━━ EXERCISE MATERIALS ━━

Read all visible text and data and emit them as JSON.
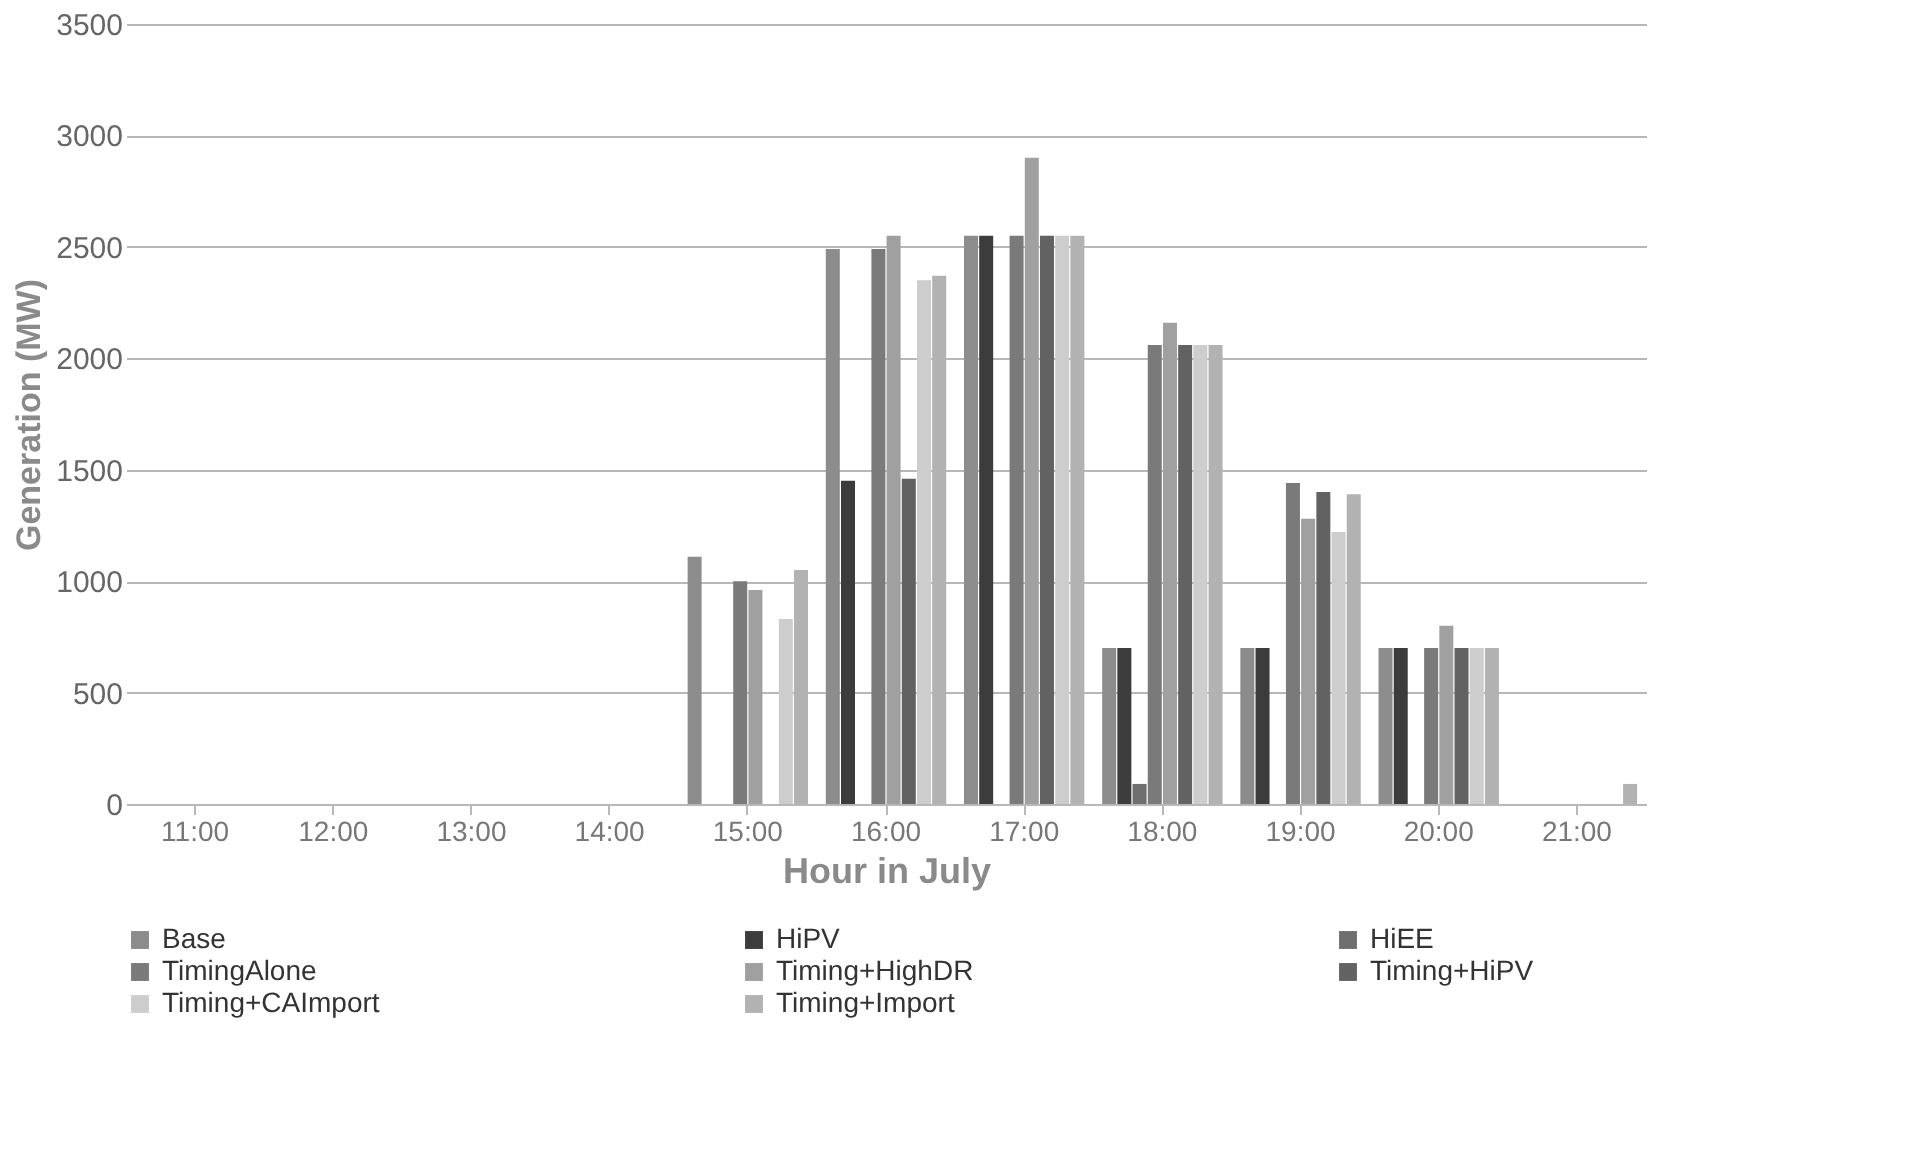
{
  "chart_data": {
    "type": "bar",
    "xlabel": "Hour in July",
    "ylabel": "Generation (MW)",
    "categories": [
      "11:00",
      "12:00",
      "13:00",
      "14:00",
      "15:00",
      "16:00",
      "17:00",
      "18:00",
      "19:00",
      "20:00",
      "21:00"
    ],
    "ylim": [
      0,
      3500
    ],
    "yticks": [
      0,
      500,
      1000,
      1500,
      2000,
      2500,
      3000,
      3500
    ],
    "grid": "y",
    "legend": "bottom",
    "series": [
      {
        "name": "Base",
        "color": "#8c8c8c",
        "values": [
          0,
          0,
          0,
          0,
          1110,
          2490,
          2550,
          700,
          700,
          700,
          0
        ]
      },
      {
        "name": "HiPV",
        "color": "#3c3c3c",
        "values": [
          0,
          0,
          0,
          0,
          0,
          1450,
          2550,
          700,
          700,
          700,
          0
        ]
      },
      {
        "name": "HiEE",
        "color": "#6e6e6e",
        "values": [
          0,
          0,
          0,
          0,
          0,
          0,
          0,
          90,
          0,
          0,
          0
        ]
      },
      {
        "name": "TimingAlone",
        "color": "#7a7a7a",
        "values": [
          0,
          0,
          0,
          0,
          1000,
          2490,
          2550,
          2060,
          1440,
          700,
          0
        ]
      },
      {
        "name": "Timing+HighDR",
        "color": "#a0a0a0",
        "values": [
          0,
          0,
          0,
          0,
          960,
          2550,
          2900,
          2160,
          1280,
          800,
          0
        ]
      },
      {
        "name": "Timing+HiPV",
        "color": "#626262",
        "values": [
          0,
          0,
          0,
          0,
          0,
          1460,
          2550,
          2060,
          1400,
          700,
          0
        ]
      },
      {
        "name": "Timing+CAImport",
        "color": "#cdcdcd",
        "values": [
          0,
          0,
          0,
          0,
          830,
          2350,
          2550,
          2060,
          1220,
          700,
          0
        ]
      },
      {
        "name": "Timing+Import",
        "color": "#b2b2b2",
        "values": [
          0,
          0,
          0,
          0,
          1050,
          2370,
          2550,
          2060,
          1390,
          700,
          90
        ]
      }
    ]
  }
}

━━━

Using the data above, print every line exactly, omitting pictures.

Read all visible text and data and emit them as JSON.
{
  "chart_data": {
    "type": "bar",
    "xlabel": "Hour in July",
    "ylabel": "Generation (MW)",
    "categories": [
      "11:00",
      "12:00",
      "13:00",
      "14:00",
      "15:00",
      "16:00",
      "17:00",
      "18:00",
      "19:00",
      "20:00",
      "21:00"
    ],
    "ylim": [
      0,
      3500
    ],
    "yticks": [
      0,
      500,
      1000,
      1500,
      2000,
      2500,
      3000,
      3500
    ],
    "grid": "y",
    "legend": "bottom",
    "series": [
      {
        "name": "Base",
        "color": "#8c8c8c",
        "values": [
          0,
          0,
          0,
          0,
          1110,
          2490,
          2550,
          700,
          700,
          700,
          0
        ]
      },
      {
        "name": "HiPV",
        "color": "#3c3c3c",
        "values": [
          0,
          0,
          0,
          0,
          0,
          1450,
          2550,
          700,
          700,
          700,
          0
        ]
      },
      {
        "name": "HiEE",
        "color": "#6e6e6e",
        "values": [
          0,
          0,
          0,
          0,
          0,
          0,
          0,
          90,
          0,
          0,
          0
        ]
      },
      {
        "name": "TimingAlone",
        "color": "#7a7a7a",
        "values": [
          0,
          0,
          0,
          0,
          1000,
          2490,
          2550,
          2060,
          1440,
          700,
          0
        ]
      },
      {
        "name": "Timing+HighDR",
        "color": "#a0a0a0",
        "values": [
          0,
          0,
          0,
          0,
          960,
          2550,
          2900,
          2160,
          1280,
          800,
          0
        ]
      },
      {
        "name": "Timing+HiPV",
        "color": "#626262",
        "values": [
          0,
          0,
          0,
          0,
          0,
          1460,
          2550,
          2060,
          1400,
          700,
          0
        ]
      },
      {
        "name": "Timing+CAImport",
        "color": "#cdcdcd",
        "values": [
          0,
          0,
          0,
          0,
          830,
          2350,
          2550,
          2060,
          1220,
          700,
          0
        ]
      },
      {
        "name": "Timing+Import",
        "color": "#b2b2b2",
        "values": [
          0,
          0,
          0,
          0,
          1050,
          2370,
          2550,
          2060,
          1390,
          700,
          90
        ]
      }
    ]
  }
}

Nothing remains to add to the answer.